--- WHAT THIS TASK INVOLVES ---
Extract every record, keeping each one exactly as it is.

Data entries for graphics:
--- START ---
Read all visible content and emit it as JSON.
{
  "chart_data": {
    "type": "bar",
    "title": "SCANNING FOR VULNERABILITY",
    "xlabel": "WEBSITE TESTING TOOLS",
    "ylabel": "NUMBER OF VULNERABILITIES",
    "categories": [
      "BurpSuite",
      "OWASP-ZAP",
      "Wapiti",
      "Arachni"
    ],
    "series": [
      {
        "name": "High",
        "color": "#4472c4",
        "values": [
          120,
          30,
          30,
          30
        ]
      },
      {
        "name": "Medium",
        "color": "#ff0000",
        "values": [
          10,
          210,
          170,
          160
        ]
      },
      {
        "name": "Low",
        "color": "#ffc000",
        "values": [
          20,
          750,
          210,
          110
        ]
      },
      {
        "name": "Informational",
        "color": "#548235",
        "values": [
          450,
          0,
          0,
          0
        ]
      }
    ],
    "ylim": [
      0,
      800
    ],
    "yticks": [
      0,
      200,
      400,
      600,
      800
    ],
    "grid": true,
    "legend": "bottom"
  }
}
--- END ---
--- FINISHED TASK ---
Read all visible content and emit it as JSON.
{
  "chart_data": {
    "type": "bar",
    "title": "SCANNING FOR VULNERABILITY",
    "xlabel": "WEBSITE TESTING TOOLS",
    "ylabel": "NUMBER OF VULNERABILITIES",
    "categories": [
      "BurpSuite",
      "OWASP-ZAP",
      "Wapiti",
      "Arachni"
    ],
    "series": [
      {
        "name": "High",
        "color": "#4472c4",
        "values": [
          120,
          30,
          30,
          30
        ]
      },
      {
        "name": "Medium",
        "color": "#ff0000",
        "values": [
          10,
          210,
          170,
          160
        ]
      },
      {
        "name": "Low",
        "color": "#ffc000",
        "values": [
          20,
          750,
          210,
          110
        ]
      },
      {
        "name": "Informational",
        "color": "#548235",
        "values": [
          450,
          0,
          0,
          0
        ]
      }
    ],
    "ylim": [
      0,
      800
    ],
    "yticks": [
      0,
      200,
      400,
      600,
      800
    ],
    "grid": true,
    "legend": "bottom"
  }
}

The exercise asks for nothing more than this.